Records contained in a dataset
·····

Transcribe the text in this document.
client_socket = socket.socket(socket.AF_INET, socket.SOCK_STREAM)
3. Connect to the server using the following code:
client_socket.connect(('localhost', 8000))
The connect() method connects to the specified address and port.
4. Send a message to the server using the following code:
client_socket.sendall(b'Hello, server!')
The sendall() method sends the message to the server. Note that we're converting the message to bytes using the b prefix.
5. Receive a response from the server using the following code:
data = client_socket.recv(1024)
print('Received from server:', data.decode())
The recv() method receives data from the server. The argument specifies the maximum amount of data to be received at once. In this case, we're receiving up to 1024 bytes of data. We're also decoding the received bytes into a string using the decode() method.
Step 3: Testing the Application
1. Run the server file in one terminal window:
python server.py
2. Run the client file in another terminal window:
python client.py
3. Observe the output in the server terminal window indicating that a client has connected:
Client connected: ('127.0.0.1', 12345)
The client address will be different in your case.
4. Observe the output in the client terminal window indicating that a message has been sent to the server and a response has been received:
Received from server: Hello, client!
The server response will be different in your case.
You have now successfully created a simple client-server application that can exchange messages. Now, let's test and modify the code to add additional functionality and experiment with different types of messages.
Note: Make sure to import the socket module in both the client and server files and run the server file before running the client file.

·····

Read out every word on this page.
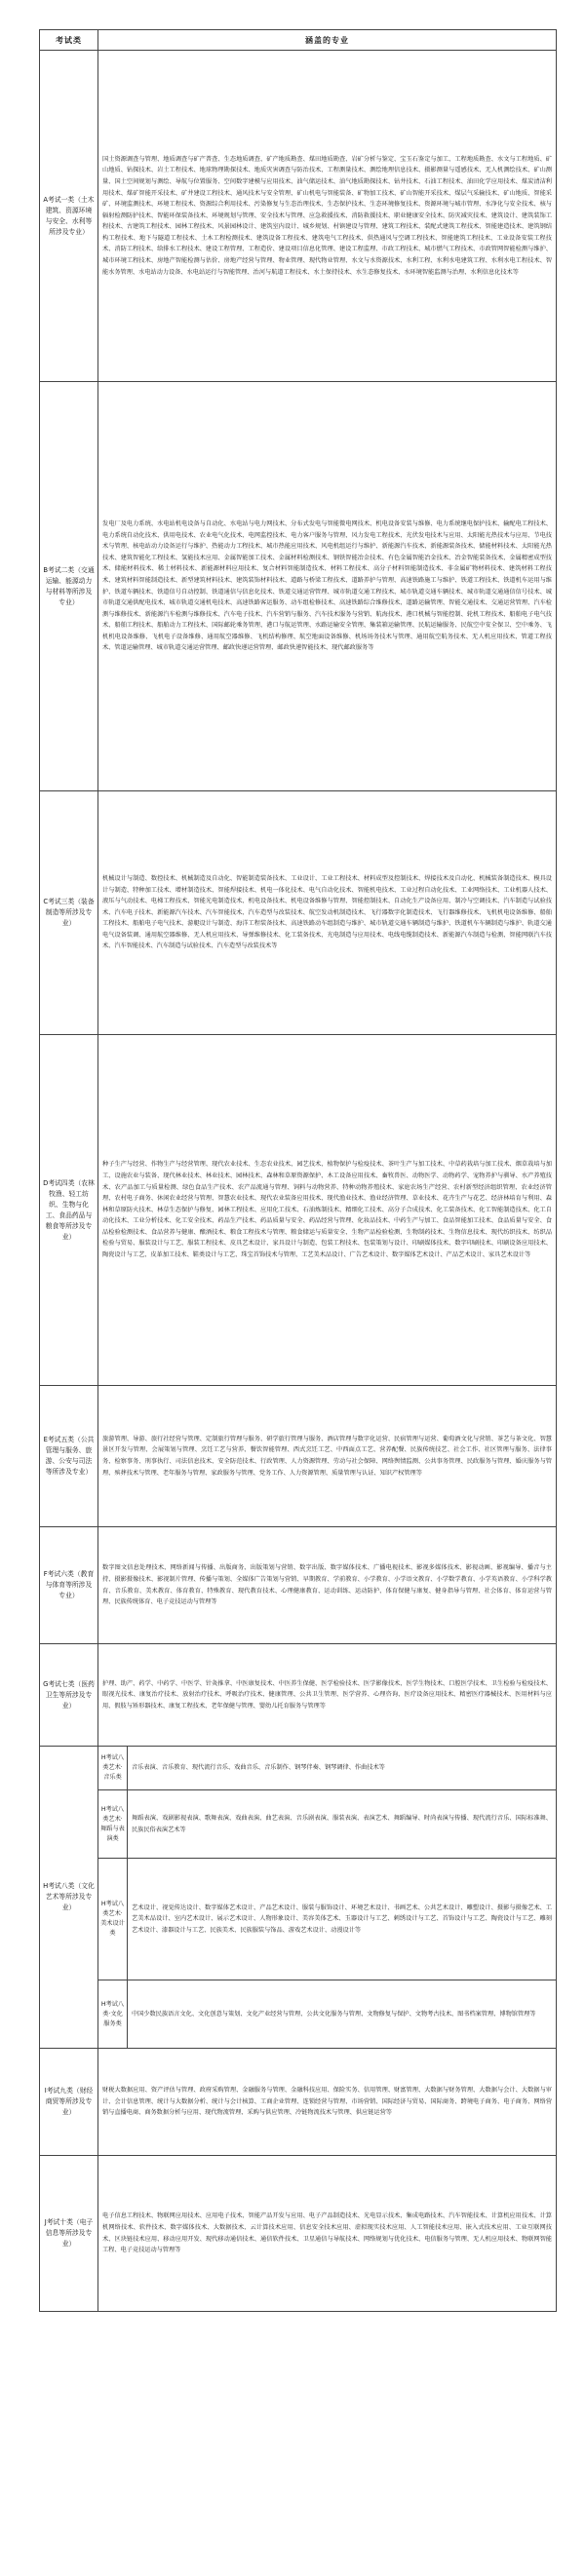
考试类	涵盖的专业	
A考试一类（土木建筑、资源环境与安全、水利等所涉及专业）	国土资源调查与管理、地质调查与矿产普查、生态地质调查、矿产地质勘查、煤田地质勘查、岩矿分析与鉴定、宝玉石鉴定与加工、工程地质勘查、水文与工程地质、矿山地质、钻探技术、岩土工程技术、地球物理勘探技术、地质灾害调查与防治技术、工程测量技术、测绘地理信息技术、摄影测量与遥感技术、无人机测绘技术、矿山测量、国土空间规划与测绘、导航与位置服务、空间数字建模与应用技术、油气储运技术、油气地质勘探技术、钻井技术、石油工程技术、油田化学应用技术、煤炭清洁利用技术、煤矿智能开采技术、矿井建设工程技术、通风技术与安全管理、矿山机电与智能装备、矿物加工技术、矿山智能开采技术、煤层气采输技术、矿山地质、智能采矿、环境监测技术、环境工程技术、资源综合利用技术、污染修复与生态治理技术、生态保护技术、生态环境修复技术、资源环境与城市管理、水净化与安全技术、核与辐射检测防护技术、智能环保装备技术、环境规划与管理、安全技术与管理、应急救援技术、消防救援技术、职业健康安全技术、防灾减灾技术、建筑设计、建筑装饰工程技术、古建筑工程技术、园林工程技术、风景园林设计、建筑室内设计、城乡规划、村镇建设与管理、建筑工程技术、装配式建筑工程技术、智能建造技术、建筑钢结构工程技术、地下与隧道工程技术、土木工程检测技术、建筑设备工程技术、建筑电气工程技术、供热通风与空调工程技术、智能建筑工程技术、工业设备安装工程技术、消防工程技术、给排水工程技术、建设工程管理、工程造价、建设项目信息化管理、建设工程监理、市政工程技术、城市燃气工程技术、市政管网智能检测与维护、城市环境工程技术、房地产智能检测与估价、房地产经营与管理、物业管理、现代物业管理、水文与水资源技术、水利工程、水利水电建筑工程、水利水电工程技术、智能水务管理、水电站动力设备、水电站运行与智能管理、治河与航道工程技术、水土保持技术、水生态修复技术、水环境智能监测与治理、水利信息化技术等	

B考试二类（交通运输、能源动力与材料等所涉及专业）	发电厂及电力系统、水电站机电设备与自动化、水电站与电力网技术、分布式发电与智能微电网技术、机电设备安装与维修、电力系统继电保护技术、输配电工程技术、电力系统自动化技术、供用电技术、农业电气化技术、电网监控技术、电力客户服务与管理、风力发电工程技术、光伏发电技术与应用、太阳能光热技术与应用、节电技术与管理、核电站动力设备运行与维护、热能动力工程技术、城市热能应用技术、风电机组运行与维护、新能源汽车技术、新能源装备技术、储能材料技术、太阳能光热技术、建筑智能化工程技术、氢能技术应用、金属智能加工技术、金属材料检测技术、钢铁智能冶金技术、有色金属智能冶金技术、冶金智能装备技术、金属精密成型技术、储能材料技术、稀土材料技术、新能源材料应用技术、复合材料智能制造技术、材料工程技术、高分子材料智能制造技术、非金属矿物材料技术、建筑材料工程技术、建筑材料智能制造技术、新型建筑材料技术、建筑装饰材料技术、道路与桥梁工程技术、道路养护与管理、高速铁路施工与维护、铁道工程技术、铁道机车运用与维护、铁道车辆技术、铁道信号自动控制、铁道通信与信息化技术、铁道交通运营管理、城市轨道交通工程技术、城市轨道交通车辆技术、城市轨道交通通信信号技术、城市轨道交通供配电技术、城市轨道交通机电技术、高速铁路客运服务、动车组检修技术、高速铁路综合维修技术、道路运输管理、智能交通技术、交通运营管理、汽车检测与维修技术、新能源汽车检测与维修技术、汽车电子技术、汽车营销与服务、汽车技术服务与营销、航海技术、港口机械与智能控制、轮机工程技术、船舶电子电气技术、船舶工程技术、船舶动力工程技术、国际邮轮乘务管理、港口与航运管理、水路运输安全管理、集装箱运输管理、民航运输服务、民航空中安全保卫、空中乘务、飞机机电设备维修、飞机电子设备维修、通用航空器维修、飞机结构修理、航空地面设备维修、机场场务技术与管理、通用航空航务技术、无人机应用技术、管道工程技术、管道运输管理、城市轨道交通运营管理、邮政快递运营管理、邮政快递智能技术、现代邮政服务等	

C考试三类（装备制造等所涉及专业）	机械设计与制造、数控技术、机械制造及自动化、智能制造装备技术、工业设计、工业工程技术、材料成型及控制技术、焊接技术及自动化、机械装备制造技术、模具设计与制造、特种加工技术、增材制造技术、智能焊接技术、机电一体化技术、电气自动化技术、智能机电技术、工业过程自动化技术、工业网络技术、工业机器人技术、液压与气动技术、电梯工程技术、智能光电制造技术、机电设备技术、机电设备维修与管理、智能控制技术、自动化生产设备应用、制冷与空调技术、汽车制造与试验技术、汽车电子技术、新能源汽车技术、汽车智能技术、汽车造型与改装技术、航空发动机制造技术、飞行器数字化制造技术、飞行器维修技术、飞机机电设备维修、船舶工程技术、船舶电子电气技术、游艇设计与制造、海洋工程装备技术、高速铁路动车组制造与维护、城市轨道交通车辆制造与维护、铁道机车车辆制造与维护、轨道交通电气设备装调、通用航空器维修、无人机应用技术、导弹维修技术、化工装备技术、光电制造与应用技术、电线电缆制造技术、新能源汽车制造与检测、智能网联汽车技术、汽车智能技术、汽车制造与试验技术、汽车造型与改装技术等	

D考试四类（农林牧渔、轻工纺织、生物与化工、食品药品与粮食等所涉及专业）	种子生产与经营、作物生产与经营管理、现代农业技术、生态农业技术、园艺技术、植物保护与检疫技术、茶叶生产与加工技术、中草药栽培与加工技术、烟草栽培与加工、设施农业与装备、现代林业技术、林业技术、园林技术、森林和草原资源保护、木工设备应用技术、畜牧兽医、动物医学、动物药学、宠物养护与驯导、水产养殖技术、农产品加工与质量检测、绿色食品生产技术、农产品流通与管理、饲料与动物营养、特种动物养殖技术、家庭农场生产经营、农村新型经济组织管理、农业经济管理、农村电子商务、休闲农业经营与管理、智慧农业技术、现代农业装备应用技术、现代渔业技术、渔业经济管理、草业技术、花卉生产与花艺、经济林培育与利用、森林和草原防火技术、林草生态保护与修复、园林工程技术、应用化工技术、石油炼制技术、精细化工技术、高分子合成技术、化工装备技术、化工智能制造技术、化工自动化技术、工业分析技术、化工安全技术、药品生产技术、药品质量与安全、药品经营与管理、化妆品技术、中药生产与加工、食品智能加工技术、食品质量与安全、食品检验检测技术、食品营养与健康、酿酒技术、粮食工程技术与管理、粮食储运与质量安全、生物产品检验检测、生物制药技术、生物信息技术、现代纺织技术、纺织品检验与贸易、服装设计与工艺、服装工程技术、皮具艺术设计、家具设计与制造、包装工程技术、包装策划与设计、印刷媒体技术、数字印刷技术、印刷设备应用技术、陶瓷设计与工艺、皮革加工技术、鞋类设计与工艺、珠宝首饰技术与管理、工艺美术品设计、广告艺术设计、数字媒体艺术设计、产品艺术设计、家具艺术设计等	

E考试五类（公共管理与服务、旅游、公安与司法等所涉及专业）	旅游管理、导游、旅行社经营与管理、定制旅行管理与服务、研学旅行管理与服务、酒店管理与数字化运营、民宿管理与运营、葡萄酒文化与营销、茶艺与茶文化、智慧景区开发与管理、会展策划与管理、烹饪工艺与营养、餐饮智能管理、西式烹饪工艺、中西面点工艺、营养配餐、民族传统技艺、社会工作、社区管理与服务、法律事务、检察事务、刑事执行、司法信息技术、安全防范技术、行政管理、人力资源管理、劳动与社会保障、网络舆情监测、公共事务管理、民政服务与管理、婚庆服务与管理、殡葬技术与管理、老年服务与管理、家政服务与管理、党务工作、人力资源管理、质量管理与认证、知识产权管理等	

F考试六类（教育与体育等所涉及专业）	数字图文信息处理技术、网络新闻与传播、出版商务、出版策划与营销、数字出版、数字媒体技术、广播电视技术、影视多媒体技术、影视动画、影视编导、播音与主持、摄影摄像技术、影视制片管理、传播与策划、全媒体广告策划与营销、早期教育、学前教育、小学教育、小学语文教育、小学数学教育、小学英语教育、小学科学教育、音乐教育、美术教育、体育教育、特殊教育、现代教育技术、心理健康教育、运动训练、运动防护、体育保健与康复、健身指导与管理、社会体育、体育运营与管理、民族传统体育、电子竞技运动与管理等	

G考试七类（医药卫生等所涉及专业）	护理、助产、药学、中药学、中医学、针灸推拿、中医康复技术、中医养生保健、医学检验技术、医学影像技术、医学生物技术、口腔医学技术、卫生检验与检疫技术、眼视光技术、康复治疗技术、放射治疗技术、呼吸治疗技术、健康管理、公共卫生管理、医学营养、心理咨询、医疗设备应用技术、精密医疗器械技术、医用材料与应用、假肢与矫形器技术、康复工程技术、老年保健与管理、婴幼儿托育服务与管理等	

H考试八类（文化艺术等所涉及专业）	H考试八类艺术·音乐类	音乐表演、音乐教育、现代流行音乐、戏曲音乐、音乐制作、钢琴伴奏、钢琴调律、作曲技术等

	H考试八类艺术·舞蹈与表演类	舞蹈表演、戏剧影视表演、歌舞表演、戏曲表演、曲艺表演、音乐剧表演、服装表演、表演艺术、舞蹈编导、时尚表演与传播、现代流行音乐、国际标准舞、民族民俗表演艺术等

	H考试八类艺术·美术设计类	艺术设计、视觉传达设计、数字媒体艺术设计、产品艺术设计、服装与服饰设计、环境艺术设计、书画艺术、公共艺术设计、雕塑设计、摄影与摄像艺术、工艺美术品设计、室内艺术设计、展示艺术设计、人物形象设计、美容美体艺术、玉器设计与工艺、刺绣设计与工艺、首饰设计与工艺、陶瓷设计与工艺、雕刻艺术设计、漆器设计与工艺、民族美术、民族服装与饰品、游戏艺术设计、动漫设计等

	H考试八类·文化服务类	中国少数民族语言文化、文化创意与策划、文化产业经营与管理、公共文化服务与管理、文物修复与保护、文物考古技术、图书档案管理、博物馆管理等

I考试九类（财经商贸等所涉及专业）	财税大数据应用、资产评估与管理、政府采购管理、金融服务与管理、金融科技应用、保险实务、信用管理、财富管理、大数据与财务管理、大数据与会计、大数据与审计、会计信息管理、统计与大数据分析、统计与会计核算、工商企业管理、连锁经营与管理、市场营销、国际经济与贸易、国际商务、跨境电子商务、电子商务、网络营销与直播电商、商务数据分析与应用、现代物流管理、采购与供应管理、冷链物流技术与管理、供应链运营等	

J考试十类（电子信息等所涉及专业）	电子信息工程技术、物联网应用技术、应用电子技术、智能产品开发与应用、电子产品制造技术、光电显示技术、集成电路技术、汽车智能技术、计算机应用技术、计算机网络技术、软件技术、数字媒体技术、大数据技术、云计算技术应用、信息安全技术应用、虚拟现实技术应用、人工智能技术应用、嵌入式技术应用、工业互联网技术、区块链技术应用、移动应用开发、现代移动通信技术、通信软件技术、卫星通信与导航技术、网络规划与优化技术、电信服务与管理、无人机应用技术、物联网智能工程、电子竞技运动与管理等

·····

-- Exercise aim --
Pull out each line of the listing that holds the string "output".

-- Solved problem --
3. Observe the output in the server terminal window indicating that a client has connected:
4. Observe the output in the client terminal window indicating that a message has been sent to the server and a response has been received:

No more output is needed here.